#### Requirement
Extract the listing below in full, unchanged.
——————————
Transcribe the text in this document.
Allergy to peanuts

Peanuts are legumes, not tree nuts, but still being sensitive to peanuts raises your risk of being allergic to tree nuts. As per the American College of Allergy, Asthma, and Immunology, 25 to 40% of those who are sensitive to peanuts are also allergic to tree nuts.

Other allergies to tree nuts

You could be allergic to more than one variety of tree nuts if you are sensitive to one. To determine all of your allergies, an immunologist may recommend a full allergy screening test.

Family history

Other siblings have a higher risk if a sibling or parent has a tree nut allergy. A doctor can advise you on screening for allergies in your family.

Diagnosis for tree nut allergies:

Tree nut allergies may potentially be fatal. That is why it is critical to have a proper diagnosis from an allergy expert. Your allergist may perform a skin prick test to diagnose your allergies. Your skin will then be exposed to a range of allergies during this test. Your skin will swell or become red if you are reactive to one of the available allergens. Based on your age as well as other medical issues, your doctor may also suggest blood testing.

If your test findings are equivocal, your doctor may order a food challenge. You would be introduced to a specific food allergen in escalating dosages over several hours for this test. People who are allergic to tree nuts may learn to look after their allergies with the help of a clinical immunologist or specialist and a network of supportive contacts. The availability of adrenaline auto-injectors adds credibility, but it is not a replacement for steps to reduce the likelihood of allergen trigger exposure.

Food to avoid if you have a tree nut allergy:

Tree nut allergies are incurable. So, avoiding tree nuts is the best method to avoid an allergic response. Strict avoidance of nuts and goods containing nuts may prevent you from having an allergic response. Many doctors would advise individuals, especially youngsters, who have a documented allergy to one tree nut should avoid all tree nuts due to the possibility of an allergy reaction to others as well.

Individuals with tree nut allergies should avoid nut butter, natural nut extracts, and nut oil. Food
——————————
#### Worked solution
Transcribe the text in this document.
Allergy to peanuts

Peanuts are legumes, not tree nuts, but still being sensitive to peanuts raises your risk of being allergic to tree nuts. As per the American College of Allergy, Asthma, and Immunology, 25 to 40% of those who are sensitive to peanuts are also allergic to tree nuts.

Other allergies to tree nuts

You could be allergic to more than one variety of tree nuts if you are sensitive to one. To determine all of your allergies, an immunologist may recommend a full allergy screening test.

Family history

Other siblings have a higher risk if a sibling or parent has a tree nut allergy. A doctor can advise you on screening for allergies in your family.

Diagnosis for tree nut allergies:

Tree nut allergies may potentially be fatal. That is why it is critical to have a proper diagnosis from an allergy expert. Your allergist may perform a skin prick test to diagnose your allergies. Your skin will then be exposed to a range of allergies during this test. Your skin will swell or become red if you are reactive to one of the available allergens. Based on your age as well as other medical issues, your doctor may also suggest blood testing.

If your test findings are equivocal, your doctor may order a food challenge. You would be introduced to a specific food allergen in escalating dosages over several hours for this test. People who are allergic to tree nuts may learn to look after their allergies with the help of a clinical immunologist or specialist and a network of supportive contacts. The availability of adrenaline auto-injectors adds credibility, but it is not a replacement for steps to reduce the likelihood of allergen trigger exposure.

Food to avoid if you have a tree nut allergy:

Tree nut allergies are incurable. So, avoiding tree nuts is the best method to avoid an allergic response. Strict avoidance of nuts and goods containing nuts may prevent you from having an allergic response. Many doctors would advise individuals, especially youngsters, who have a documented allergy to one tree nut should avoid all tree nuts due to the possibility of an allergy reaction to others as well.

Individuals with tree nut allergies should avoid nut butter, natural nut extracts, and nut oil. Food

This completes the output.